● **ENTRIES PROVIDED**:
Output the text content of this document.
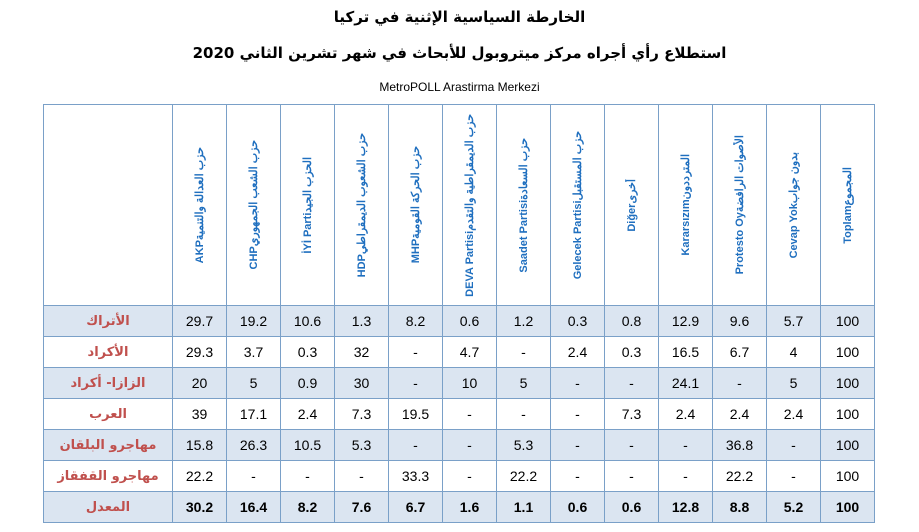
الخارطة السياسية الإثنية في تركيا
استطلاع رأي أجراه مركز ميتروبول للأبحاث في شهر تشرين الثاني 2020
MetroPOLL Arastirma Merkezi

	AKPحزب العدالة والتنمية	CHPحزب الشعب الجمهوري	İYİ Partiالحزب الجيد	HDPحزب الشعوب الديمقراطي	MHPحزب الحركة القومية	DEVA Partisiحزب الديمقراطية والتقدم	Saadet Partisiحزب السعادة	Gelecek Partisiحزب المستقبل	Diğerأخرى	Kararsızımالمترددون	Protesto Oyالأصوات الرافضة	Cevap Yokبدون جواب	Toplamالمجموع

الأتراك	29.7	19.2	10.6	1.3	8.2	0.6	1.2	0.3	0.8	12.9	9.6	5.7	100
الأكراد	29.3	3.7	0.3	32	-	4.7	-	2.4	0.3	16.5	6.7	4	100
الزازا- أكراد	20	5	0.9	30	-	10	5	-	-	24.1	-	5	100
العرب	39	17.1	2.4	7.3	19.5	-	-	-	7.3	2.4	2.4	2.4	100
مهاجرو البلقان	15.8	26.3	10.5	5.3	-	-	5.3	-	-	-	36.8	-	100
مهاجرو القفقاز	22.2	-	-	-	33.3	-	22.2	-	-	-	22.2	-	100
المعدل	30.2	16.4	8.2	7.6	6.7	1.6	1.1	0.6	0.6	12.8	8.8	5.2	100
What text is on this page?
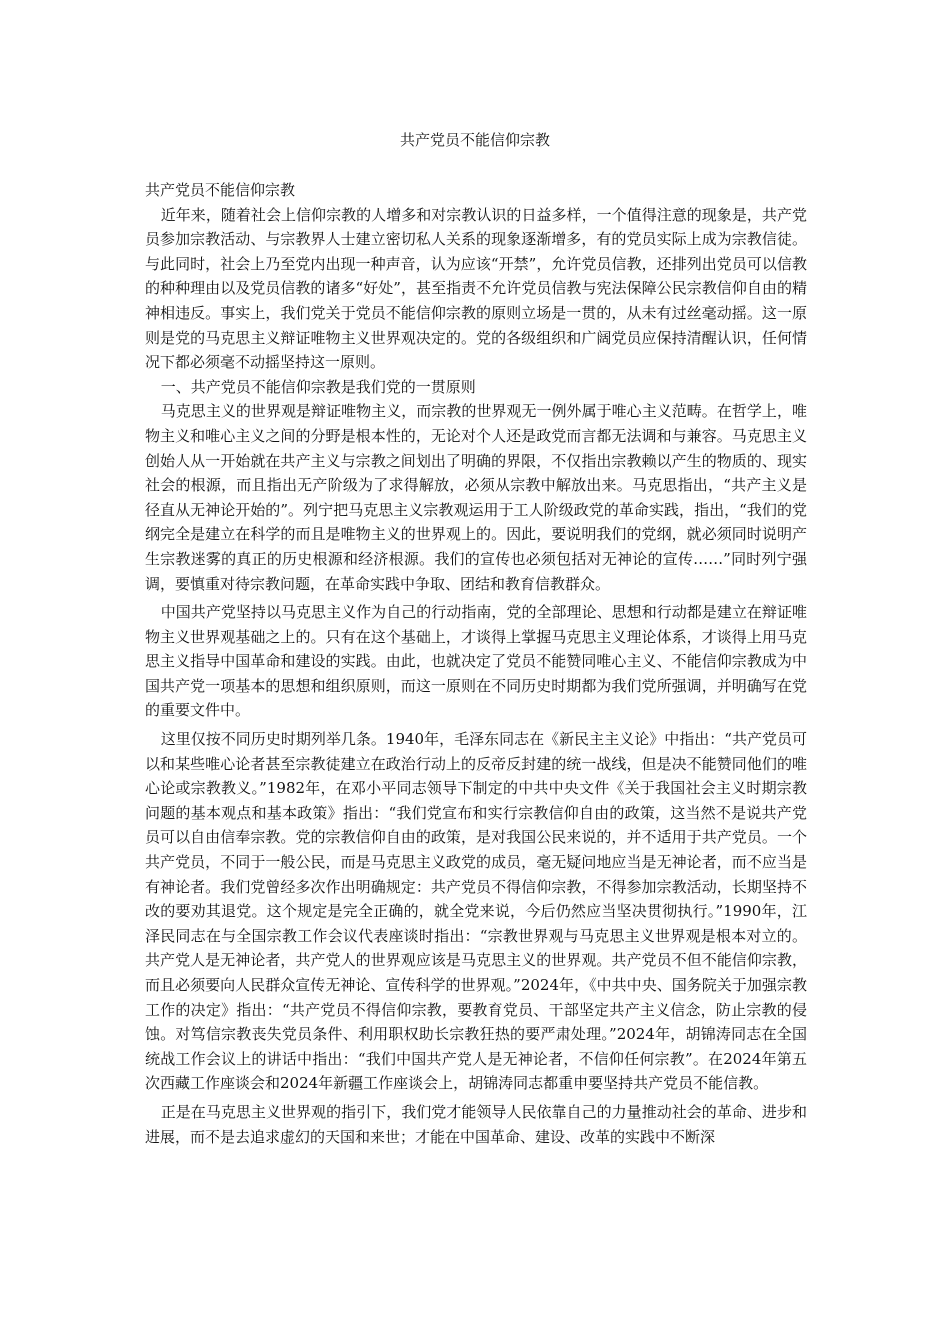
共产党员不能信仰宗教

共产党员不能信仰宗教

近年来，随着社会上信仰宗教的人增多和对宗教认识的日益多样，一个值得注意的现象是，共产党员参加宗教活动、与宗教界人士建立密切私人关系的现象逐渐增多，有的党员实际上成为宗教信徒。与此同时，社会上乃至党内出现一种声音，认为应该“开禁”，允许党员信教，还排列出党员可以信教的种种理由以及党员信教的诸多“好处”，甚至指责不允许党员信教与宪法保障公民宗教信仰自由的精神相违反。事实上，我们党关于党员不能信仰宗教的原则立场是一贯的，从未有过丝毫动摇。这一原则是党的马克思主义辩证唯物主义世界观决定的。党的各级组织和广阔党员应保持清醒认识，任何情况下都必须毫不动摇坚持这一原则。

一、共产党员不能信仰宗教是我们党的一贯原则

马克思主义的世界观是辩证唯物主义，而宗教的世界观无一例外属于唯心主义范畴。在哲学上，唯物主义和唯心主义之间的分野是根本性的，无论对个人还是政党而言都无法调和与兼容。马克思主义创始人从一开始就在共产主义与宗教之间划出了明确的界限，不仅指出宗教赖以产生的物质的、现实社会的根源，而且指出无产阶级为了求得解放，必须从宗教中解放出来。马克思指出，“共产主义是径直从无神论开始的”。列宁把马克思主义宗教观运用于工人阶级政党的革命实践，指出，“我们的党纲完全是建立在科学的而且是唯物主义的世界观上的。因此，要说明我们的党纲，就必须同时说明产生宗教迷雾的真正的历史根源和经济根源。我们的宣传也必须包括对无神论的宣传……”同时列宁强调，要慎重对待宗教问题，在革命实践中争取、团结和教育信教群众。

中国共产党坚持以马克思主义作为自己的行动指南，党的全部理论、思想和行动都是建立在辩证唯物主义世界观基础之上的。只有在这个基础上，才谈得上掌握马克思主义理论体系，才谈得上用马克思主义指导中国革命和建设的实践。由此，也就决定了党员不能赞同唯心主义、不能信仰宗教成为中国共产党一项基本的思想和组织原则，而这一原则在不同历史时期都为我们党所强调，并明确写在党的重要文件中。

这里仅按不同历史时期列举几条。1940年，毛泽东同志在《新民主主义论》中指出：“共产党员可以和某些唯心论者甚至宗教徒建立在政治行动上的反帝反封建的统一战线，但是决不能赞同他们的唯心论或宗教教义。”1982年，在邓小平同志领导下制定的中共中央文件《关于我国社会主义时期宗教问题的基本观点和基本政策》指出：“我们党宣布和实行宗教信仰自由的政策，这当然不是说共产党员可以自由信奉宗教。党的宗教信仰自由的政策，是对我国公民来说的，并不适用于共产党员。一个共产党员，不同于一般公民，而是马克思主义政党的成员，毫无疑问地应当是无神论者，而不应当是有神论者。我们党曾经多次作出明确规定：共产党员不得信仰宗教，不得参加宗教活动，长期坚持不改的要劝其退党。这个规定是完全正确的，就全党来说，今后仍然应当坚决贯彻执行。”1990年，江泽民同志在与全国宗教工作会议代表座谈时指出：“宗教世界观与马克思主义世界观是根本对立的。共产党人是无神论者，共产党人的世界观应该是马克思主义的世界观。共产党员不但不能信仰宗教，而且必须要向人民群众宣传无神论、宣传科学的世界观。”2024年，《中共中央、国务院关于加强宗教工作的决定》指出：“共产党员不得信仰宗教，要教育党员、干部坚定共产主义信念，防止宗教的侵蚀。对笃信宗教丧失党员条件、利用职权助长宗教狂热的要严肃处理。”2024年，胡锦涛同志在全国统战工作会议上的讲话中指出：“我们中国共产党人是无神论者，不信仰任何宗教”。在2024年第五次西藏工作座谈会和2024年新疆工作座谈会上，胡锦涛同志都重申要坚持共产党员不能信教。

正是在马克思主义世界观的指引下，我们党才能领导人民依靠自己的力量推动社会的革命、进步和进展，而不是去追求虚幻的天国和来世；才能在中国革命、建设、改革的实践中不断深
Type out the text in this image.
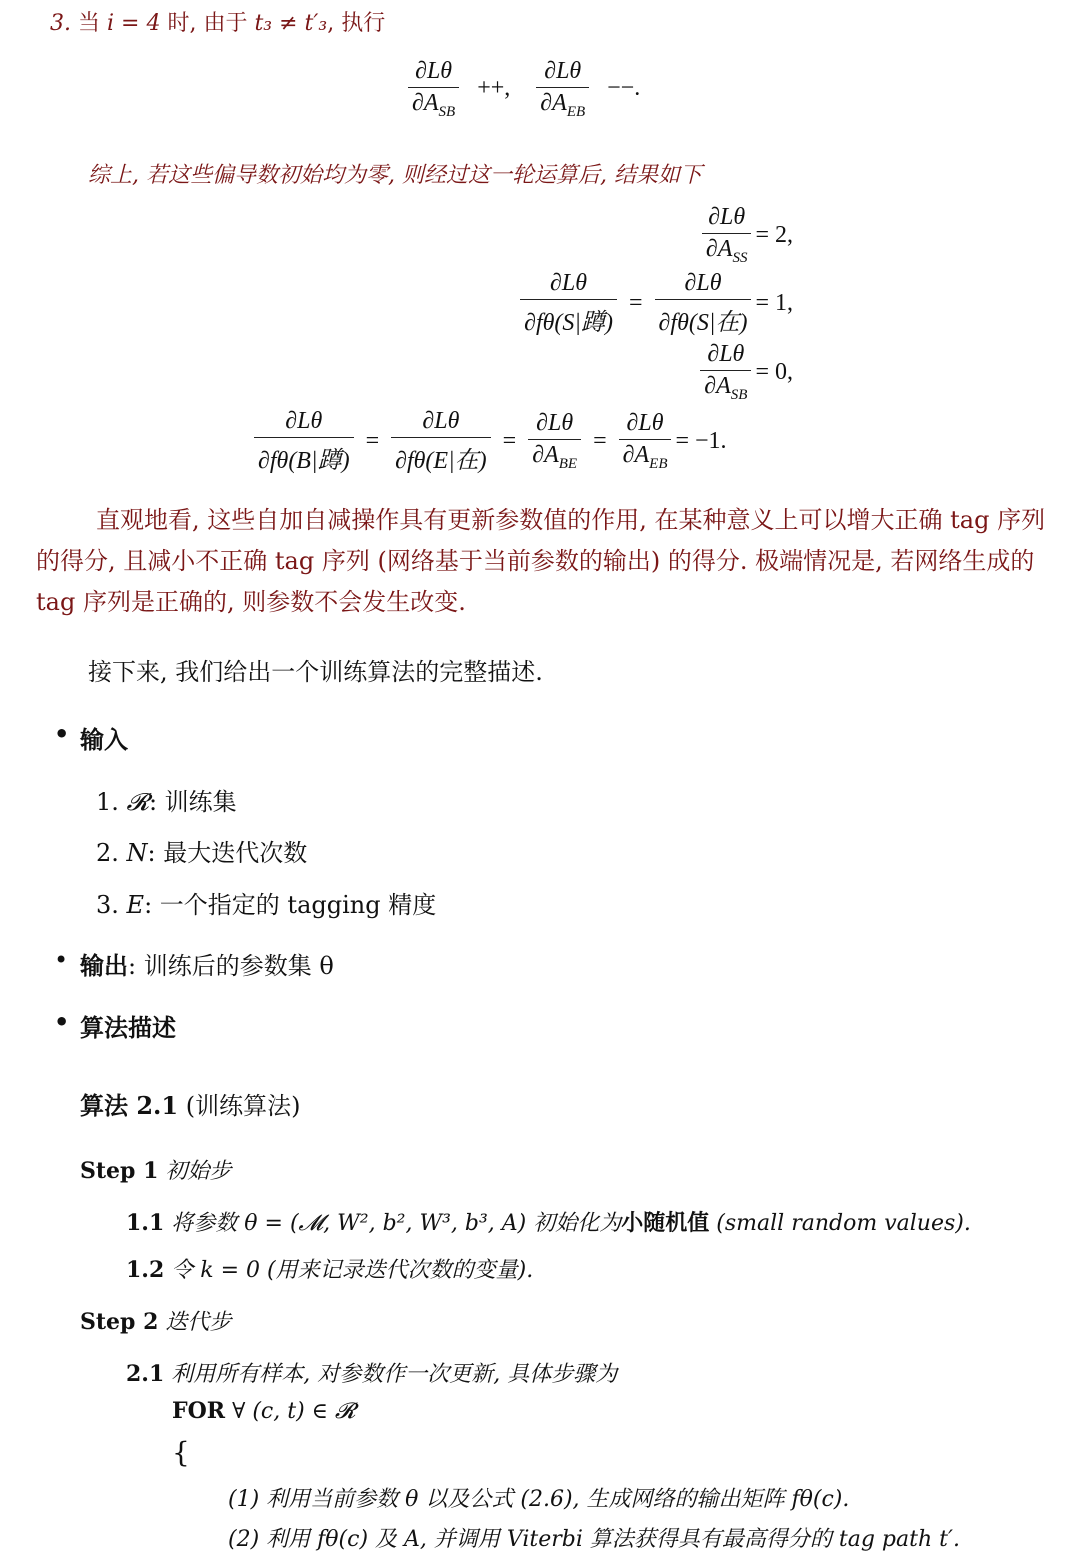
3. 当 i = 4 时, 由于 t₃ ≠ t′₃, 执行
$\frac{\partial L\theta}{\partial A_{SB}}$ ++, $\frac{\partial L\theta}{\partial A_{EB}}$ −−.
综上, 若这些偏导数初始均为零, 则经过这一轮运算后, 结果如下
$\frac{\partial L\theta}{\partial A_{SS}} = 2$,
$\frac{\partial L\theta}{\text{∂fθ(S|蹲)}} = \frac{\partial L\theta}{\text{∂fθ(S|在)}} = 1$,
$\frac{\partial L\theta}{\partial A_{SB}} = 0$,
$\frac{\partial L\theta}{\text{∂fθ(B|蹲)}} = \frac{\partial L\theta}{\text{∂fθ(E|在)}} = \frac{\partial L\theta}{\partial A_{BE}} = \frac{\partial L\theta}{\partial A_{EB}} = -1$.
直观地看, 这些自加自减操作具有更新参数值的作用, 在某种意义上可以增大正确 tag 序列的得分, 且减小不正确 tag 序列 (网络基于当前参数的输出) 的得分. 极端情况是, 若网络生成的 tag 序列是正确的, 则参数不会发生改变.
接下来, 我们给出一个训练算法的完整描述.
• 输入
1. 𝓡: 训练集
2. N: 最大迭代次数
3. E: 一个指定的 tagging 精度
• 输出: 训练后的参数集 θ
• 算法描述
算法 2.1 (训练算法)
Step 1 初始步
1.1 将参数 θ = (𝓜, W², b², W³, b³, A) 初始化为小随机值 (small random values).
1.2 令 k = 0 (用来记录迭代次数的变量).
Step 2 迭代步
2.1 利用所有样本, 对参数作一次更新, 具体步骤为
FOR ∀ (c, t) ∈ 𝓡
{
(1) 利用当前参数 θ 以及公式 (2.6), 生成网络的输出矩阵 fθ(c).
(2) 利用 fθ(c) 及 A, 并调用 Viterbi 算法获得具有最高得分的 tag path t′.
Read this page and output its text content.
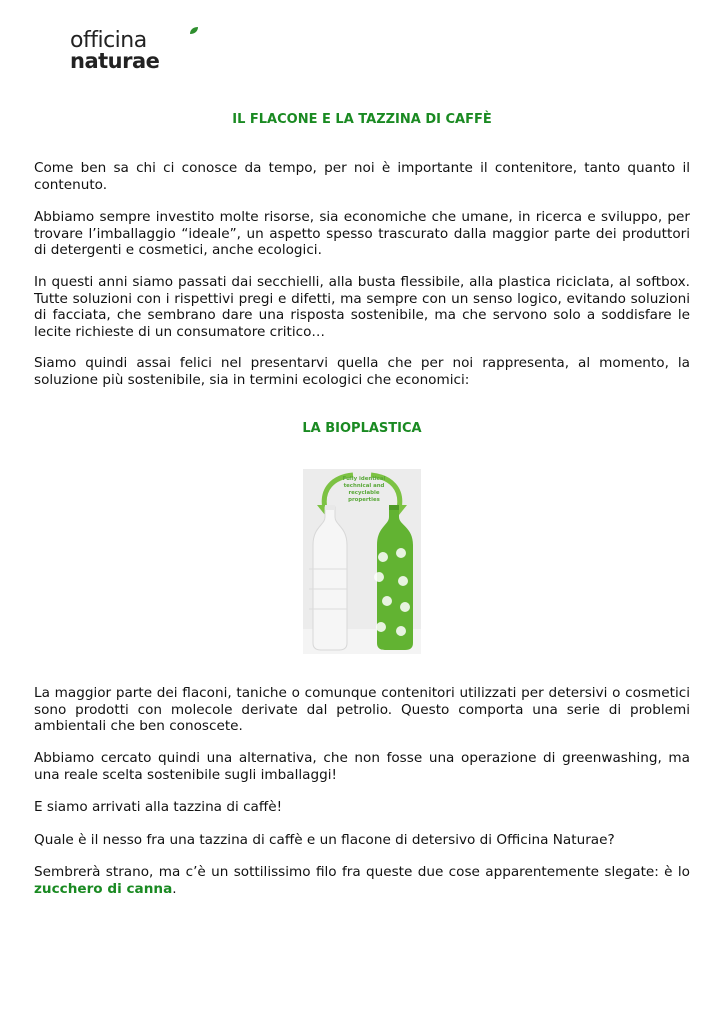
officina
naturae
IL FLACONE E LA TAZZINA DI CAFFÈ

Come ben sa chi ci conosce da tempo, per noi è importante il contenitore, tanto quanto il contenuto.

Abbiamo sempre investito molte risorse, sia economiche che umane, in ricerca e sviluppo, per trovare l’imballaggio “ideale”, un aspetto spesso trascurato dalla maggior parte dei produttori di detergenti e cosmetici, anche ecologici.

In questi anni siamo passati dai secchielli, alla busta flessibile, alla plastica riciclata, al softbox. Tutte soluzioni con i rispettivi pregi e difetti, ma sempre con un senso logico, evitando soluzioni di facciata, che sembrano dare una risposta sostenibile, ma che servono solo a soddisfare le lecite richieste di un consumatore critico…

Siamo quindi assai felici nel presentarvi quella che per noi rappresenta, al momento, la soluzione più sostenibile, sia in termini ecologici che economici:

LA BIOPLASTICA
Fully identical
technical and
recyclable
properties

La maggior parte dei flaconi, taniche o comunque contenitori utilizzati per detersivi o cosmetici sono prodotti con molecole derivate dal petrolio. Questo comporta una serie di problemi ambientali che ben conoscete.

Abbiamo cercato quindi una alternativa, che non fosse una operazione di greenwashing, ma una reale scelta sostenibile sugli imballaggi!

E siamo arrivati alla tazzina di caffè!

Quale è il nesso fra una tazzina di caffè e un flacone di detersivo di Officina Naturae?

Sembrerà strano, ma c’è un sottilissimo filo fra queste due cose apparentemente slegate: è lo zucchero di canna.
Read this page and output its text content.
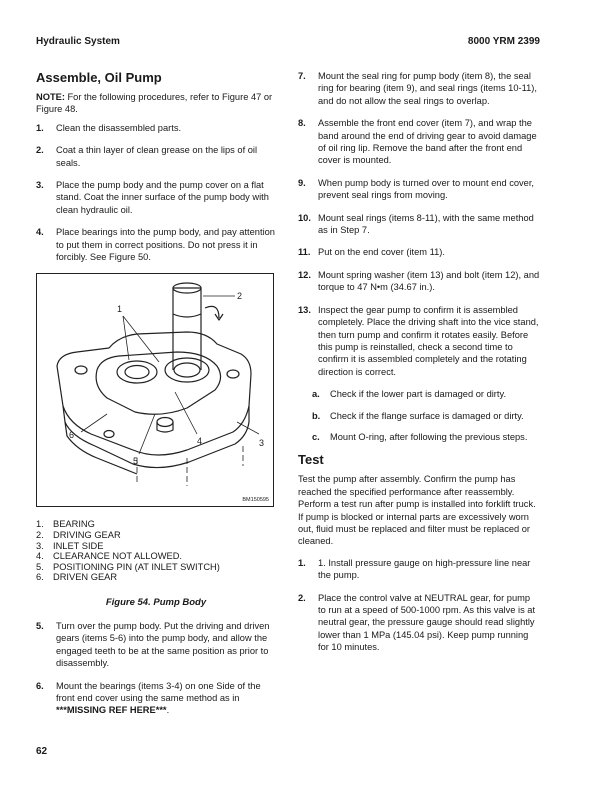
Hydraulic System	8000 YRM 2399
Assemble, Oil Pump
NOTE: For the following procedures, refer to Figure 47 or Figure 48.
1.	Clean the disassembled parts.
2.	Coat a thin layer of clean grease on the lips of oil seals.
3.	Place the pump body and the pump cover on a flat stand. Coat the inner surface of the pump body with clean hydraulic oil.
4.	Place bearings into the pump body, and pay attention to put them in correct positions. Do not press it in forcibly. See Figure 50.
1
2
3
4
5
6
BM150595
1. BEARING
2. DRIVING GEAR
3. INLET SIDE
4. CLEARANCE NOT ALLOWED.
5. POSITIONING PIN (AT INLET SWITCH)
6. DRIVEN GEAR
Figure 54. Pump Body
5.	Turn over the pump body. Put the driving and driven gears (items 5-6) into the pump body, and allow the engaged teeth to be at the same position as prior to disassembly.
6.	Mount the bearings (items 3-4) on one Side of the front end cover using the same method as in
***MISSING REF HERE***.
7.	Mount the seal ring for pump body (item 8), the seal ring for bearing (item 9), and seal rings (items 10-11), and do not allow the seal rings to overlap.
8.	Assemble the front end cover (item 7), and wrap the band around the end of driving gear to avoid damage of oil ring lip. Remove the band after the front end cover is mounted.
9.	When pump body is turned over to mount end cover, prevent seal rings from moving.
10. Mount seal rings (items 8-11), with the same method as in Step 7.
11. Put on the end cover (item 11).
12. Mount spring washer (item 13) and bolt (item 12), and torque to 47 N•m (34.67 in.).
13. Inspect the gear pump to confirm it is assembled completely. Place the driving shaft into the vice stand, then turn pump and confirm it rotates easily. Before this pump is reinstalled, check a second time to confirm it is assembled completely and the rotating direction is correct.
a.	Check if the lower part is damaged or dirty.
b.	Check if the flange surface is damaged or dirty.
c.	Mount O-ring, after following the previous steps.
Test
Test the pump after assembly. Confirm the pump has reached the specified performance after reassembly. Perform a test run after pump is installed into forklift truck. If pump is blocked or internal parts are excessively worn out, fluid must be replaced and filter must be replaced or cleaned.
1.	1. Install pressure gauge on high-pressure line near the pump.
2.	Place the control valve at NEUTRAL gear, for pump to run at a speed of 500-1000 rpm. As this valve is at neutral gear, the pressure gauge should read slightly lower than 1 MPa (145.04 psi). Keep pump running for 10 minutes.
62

● **TASK OBJECTIVE**: Read the data above and pull out each line that holds the string "parts".

● **OUTPUT OF THE TASK**:
1.	Clean the disassembled parts.
Test the pump after assembly. Confirm the pump has reached the specified performance after reassembly. Perform a test run after pump is installed into forklift truck. If pump is blocked or internal parts are excessively worn out, fluid must be replaced and filter must be replaced or cleaned.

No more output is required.